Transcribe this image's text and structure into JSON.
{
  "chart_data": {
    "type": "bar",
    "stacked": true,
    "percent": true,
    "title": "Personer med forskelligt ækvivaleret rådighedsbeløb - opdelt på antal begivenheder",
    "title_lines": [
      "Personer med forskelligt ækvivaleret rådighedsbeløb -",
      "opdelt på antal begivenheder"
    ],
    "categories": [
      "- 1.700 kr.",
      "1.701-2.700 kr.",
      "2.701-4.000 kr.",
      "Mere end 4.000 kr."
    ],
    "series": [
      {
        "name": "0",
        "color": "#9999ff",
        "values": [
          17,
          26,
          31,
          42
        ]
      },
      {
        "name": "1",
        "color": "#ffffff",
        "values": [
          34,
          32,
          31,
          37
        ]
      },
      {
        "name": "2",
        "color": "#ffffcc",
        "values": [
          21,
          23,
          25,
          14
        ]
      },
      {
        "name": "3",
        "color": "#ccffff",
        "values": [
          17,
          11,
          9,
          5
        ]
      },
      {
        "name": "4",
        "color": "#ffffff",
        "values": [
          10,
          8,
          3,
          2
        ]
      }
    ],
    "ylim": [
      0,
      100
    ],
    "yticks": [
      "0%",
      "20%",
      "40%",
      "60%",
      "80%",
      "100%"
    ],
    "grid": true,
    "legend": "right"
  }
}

* * *

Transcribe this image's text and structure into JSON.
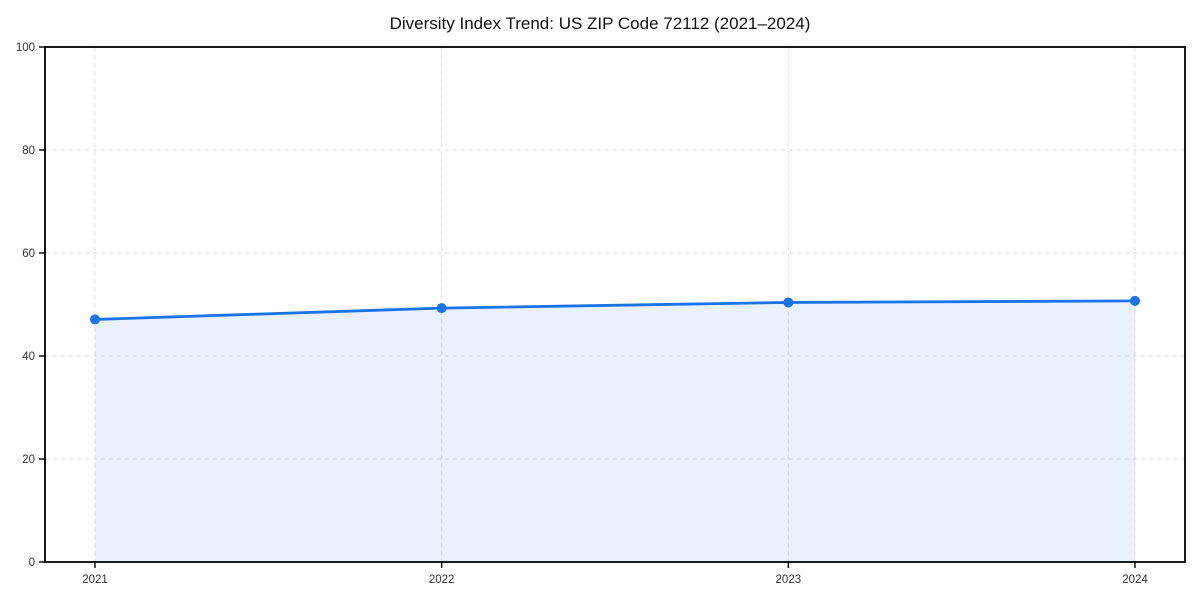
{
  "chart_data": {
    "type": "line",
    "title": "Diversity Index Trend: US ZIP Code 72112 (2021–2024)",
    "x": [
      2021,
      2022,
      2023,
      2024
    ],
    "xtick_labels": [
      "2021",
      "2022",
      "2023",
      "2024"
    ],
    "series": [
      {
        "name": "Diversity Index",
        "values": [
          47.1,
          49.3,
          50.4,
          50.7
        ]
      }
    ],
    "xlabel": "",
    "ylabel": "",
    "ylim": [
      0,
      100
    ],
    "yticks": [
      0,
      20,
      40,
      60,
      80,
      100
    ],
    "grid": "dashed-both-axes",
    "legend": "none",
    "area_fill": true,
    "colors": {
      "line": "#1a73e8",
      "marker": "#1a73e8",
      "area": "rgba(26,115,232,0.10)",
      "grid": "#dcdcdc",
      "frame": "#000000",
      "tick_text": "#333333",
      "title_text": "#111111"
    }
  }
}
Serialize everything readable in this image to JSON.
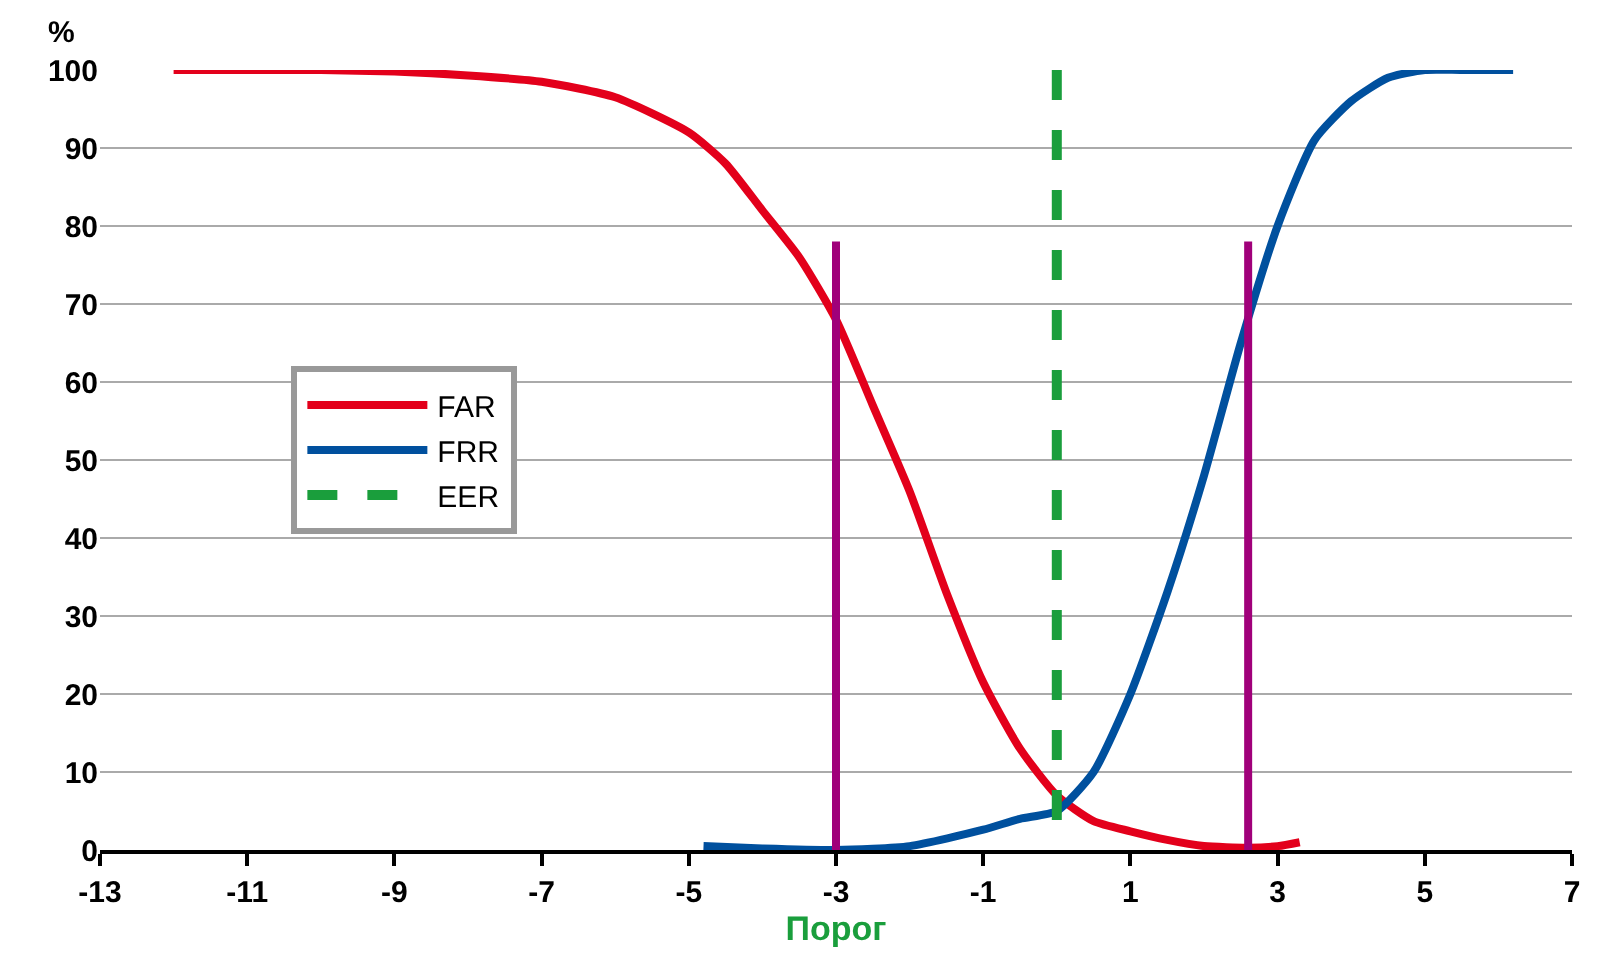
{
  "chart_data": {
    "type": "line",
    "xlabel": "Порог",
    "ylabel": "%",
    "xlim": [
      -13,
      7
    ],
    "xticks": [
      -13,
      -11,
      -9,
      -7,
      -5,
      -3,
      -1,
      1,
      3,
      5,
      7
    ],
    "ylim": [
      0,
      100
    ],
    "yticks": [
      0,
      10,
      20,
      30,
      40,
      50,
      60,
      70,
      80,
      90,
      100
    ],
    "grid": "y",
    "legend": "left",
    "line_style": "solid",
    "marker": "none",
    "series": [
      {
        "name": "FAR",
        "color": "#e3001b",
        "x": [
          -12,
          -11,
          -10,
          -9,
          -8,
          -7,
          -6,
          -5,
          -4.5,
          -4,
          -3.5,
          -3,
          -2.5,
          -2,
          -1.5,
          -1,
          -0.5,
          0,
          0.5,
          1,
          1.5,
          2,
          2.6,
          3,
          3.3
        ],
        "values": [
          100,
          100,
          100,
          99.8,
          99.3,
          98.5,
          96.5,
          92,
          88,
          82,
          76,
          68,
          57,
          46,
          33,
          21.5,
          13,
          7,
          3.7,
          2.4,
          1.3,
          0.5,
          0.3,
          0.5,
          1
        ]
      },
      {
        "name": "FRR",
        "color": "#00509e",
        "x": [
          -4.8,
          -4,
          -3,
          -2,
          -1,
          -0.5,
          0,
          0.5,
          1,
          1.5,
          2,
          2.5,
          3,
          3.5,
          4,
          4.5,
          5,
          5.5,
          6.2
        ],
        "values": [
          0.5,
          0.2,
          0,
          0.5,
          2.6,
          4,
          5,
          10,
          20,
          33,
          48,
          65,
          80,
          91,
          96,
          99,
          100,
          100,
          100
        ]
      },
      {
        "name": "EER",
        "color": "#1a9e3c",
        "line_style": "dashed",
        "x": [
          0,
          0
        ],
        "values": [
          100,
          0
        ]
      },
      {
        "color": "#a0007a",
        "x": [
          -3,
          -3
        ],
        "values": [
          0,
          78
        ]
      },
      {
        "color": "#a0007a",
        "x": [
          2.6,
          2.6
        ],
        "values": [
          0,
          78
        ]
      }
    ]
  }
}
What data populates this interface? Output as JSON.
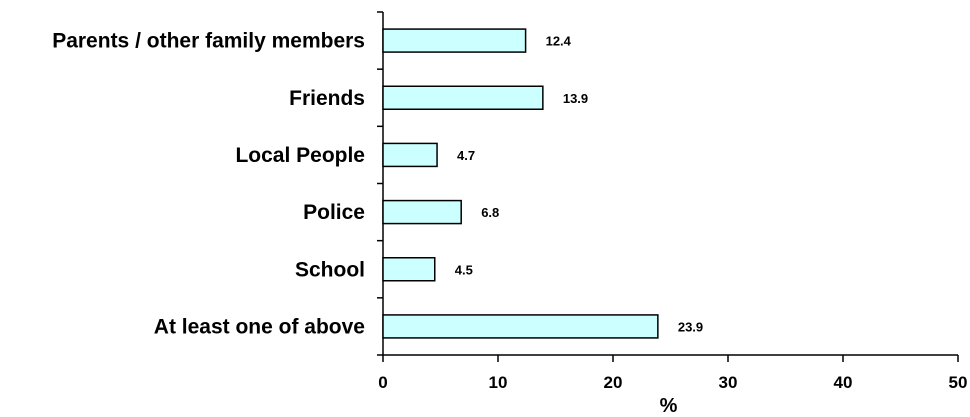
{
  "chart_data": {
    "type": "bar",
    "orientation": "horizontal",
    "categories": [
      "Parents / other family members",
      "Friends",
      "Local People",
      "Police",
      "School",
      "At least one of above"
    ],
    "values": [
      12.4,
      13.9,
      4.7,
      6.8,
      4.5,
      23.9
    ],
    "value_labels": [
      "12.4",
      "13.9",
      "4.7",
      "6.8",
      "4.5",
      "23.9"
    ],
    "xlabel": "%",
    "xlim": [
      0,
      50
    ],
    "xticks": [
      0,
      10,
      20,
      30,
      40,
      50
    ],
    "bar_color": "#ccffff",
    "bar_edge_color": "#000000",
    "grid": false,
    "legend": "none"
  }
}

▶ **Problem statement**
Check each line above for the word "true" and say how many have it, with nothing else.

▶ **Finished task**
4